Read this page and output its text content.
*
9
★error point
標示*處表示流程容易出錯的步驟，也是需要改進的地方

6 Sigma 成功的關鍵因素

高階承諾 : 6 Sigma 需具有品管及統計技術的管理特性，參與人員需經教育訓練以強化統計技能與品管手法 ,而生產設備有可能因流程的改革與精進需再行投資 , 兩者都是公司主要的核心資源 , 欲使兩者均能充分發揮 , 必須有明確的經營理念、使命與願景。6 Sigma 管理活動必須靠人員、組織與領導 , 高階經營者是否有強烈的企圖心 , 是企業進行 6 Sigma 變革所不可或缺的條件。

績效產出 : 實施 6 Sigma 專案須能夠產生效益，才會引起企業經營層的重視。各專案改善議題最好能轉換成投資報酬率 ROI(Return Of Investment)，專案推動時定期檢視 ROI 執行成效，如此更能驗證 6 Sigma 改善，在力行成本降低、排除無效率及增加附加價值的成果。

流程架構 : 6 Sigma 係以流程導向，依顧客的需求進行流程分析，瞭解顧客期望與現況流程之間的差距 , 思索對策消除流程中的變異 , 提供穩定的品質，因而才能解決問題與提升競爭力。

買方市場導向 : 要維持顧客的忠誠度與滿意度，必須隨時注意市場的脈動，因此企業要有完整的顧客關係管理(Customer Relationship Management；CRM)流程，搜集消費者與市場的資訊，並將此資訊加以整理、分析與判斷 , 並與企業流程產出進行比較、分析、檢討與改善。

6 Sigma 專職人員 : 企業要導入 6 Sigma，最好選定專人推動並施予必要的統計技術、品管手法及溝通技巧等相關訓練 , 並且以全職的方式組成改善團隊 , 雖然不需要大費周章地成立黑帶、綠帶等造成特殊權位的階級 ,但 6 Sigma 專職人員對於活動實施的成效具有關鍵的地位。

AIM
Tally how many lines of the data include the word "Sigma". Write the number and nothing else.

OUTPUT
5